> [Given task]
Retype the material word for word.
============================================================
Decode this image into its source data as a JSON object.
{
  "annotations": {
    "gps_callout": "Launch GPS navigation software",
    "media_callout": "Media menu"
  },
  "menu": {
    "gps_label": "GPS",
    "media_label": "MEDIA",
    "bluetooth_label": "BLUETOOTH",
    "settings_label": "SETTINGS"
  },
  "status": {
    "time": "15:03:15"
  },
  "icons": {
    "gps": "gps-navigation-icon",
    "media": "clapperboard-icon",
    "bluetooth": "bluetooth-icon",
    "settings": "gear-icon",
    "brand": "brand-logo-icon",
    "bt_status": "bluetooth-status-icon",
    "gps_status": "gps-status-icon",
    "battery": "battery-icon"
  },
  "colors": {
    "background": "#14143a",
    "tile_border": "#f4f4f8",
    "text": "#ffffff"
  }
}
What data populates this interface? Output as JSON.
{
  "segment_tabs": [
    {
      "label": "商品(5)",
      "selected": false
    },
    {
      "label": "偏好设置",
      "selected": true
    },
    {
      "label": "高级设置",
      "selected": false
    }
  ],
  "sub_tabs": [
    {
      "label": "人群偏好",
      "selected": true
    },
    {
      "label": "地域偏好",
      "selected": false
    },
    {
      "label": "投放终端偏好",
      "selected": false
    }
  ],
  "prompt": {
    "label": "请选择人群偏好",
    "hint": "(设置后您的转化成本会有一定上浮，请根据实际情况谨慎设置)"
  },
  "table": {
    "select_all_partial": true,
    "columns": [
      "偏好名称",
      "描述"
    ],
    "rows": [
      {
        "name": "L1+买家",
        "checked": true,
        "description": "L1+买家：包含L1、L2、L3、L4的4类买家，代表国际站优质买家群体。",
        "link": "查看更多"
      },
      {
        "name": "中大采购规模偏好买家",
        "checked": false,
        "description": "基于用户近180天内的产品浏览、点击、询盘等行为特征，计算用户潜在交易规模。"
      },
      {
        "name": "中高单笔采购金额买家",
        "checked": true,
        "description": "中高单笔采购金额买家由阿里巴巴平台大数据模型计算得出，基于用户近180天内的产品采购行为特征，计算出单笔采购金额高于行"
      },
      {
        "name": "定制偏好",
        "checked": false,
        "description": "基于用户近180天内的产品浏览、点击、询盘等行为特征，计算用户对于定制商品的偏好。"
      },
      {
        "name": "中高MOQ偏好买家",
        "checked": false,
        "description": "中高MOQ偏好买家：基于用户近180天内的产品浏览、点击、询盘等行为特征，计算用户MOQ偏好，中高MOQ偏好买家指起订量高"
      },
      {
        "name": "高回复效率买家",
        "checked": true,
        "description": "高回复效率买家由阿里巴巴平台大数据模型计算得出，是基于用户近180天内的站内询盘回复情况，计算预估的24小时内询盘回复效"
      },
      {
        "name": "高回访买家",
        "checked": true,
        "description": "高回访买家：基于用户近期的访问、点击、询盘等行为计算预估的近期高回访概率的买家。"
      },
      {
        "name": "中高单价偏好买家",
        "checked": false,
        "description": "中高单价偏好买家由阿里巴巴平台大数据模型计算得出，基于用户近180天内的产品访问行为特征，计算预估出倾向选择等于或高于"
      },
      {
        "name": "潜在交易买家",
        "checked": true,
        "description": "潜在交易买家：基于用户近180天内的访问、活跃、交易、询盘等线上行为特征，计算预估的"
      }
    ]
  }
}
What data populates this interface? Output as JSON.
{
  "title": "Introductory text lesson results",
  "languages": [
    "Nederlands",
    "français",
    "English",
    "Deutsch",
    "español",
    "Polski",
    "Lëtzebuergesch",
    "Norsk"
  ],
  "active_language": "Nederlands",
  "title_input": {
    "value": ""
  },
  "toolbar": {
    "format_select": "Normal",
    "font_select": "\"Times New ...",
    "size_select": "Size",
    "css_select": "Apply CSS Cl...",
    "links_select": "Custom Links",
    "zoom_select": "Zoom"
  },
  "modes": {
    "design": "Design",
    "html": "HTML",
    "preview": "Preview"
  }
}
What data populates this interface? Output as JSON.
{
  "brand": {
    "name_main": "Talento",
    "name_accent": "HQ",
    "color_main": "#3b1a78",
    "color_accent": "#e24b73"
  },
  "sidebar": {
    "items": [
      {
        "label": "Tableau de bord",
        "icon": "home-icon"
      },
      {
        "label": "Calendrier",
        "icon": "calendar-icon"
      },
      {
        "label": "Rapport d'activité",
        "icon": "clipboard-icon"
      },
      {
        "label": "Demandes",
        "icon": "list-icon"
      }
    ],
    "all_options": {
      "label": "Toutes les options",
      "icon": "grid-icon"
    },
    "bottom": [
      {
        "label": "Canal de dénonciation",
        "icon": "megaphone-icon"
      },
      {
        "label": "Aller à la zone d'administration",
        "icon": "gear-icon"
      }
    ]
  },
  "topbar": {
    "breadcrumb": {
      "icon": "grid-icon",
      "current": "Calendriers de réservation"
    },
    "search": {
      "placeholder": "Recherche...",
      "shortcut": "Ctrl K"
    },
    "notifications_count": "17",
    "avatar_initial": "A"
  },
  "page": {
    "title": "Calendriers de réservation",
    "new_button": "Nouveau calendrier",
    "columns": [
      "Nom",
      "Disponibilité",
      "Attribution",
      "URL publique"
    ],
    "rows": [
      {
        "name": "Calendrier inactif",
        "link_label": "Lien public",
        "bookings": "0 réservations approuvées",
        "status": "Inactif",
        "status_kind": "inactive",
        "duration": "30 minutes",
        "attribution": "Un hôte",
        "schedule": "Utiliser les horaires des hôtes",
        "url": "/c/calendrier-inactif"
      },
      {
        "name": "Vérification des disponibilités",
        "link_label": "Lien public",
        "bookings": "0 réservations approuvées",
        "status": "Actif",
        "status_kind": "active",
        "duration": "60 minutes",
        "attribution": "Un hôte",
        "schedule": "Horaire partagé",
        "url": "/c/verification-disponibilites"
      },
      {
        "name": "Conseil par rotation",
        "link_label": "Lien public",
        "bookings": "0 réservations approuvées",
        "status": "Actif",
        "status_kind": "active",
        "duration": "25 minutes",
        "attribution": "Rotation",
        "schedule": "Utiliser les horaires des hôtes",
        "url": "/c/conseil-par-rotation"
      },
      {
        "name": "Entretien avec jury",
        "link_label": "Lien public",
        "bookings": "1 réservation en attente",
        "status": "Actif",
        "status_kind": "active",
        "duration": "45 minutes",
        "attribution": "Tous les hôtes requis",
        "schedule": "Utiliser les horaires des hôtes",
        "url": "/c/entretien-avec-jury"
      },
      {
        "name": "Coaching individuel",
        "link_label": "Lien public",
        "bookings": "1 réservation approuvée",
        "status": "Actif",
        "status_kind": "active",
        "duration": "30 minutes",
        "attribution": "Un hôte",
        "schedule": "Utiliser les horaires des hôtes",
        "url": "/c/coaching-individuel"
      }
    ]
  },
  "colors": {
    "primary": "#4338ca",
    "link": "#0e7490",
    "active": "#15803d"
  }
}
============================================================
> [Solution to this task]
Decode this image into its source data as a JSON object.
{
  "annotations": {
    "gps_callout": "Launch GPS navigation software",
    "media_callout": "Media menu"
  },
  "menu": {
    "gps_label": "GPS",
    "media_label": "MEDIA",
    "bluetooth_label": "BLUETOOTH",
    "settings_label": "SETTINGS"
  },
  "status": {
    "time": "15:03:15"
  },
  "icons": {
    "gps": "gps-navigation-icon",
    "media": "clapperboard-icon",
    "bluetooth": "bluetooth-icon",
    "settings": "gear-icon",
    "brand": "brand-logo-icon",
    "bt_status": "bluetooth-status-icon",
    "gps_status": "gps-status-icon",
    "battery": "battery-icon"
  },
  "colors": {
    "background": "#14143a",
    "tile_border": "#f4f4f8",
    "text": "#ffffff"
  }
}
What data populates this interface? Output as JSON.
{
  "segment_tabs": [
    {
      "label": "商品(5)",
      "selected": false
    },
    {
      "label": "偏好设置",
      "selected": true
    },
    {
      "label": "高级设置",
      "selected": false
    }
  ],
  "sub_tabs": [
    {
      "label": "人群偏好",
      "selected": true
    },
    {
      "label": "地域偏好",
      "selected": false
    },
    {
      "label": "投放终端偏好",
      "selected": false
    }
  ],
  "prompt": {
    "label": "请选择人群偏好",
    "hint": "(设置后您的转化成本会有一定上浮，请根据实际情况谨慎设置)"
  },
  "table": {
    "select_all_partial": true,
    "columns": [
      "偏好名称",
      "描述"
    ],
    "rows": [
      {
        "name": "L1+买家",
        "checked": true,
        "description": "L1+买家：包含L1、L2、L3、L4的4类买家，代表国际站优质买家群体。",
        "link": "查看更多"
      },
      {
        "name": "中大采购规模偏好买家",
        "checked": false,
        "description": "基于用户近180天内的产品浏览、点击、询盘等行为特征，计算用户潜在交易规模。"
      },
      {
        "name": "中高单笔采购金额买家",
        "checked": true,
        "description": "中高单笔采购金额买家由阿里巴巴平台大数据模型计算得出，基于用户近180天内的产品采购行为特征，计算出单笔采购金额高于行"
      },
      {
        "name": "定制偏好",
        "checked": false,
        "description": "基于用户近180天内的产品浏览、点击、询盘等行为特征，计算用户对于定制商品的偏好。"
      },
      {
        "name": "中高MOQ偏好买家",
        "checked": false,
        "description": "中高MOQ偏好买家：基于用户近180天内的产品浏览、点击、询盘等行为特征，计算用户MOQ偏好，中高MOQ偏好买家指起订量高"
      },
      {
        "name": "高回复效率买家",
        "checked": true,
        "description": "高回复效率买家由阿里巴巴平台大数据模型计算得出，是基于用户近180天内的站内询盘回复情况，计算预估的24小时内询盘回复效"
      },
      {
        "name": "高回访买家",
        "checked": true,
        "description": "高回访买家：基于用户近期的访问、点击、询盘等行为计算预估的近期高回访概率的买家。"
      },
      {
        "name": "中高单价偏好买家",
        "checked": false,
        "description": "中高单价偏好买家由阿里巴巴平台大数据模型计算得出，基于用户近180天内的产品访问行为特征，计算预估出倾向选择等于或高于"
      },
      {
        "name": "潜在交易买家",
        "checked": true,
        "description": "潜在交易买家：基于用户近180天内的访问、活跃、交易、询盘等线上行为特征，计算预估的"
      }
    ]
  }
}
What data populates this interface? Output as JSON.
{
  "title": "Introductory text lesson results",
  "languages": [
    "Nederlands",
    "français",
    "English",
    "Deutsch",
    "español",
    "Polski",
    "Lëtzebuergesch",
    "Norsk"
  ],
  "active_language": "Nederlands",
  "title_input": {
    "value": ""
  },
  "toolbar": {
    "format_select": "Normal",
    "font_select": "\"Times New ...",
    "size_select": "Size",
    "css_select": "Apply CSS Cl...",
    "links_select": "Custom Links",
    "zoom_select": "Zoom"
  },
  "modes": {
    "design": "Design",
    "html": "HTML",
    "preview": "Preview"
  }
}
What data populates this interface? Output as JSON.
{
  "brand": {
    "name_main": "Talento",
    "name_accent": "HQ",
    "color_main": "#3b1a78",
    "color_accent": "#e24b73"
  },
  "sidebar": {
    "items": [
      {
        "label": "Tableau de bord",
        "icon": "home-icon"
      },
      {
        "label": "Calendrier",
        "icon": "calendar-icon"
      },
      {
        "label": "Rapport d'activité",
        "icon": "clipboard-icon"
      },
      {
        "label": "Demandes",
        "icon": "list-icon"
      }
    ],
    "all_options": {
      "label": "Toutes les options",
      "icon": "grid-icon"
    },
    "bottom": [
      {
        "label": "Canal de dénonciation",
        "icon": "megaphone-icon"
      },
      {
        "label": "Aller à la zone d'administration",
        "icon": "gear-icon"
      }
    ]
  },
  "topbar": {
    "breadcrumb": {
      "icon": "grid-icon",
      "current": "Calendriers de réservation"
    },
    "search": {
      "placeholder": "Recherche...",
      "shortcut": "Ctrl K"
    },
    "notifications_count": "17",
    "avatar_initial": "A"
  },
  "page": {
    "title": "Calendriers de réservation",
    "new_button": "Nouveau calendrier",
    "columns": [
      "Nom",
      "Disponibilité",
      "Attribution",
      "URL publique"
    ],
    "rows": [
      {
        "name": "Calendrier inactif",
        "link_label": "Lien public",
        "bookings": "0 réservations approuvées",
        "status": "Inactif",
        "status_kind": "inactive",
        "duration": "30 minutes",
        "attribution": "Un hôte",
        "schedule": "Utiliser les horaires des hôtes",
        "url": "/c/calendrier-inactif"
      },
      {
        "name": "Vérification des disponibilités",
        "link_label": "Lien public",
        "bookings": "0 réservations approuvées",
        "status": "Actif",
        "status_kind": "active",
        "duration": "60 minutes",
        "attribution": "Un hôte",
        "schedule": "Horaire partagé",
        "url": "/c/verification-disponibilites"
      },
      {
        "name": "Conseil par rotation",
        "link_label": "Lien public",
        "bookings": "0 réservations approuvées",
        "status": "Actif",
        "status_kind": "active",
        "duration": "25 minutes",
        "attribution": "Rotation",
        "schedule": "Utiliser les horaires des hôtes",
        "url": "/c/conseil-par-rotation"
      },
      {
        "name": "Entretien avec jury",
        "link_label": "Lien public",
        "bookings": "1 réservation en attente",
        "status": "Actif",
        "status_kind": "active",
        "duration": "45 minutes",
        "attribution": "Tous les hôtes requis",
        "schedule": "Utiliser les horaires des hôtes",
        "url": "/c/entretien-avec-jury"
      },
      {
        "name": "Coaching individuel",
        "link_label": "Lien public",
        "bookings": "1 réservation approuvée",
        "status": "Actif",
        "status_kind": "active",
        "duration": "30 minutes",
        "attribution": "Un hôte",
        "schedule": "Utiliser les horaires des hôtes",
        "url": "/c/coaching-individuel"
      }
    ]
  },
  "colors": {
    "primary": "#4338ca",
    "link": "#0e7490",
    "active": "#15803d"
  }
}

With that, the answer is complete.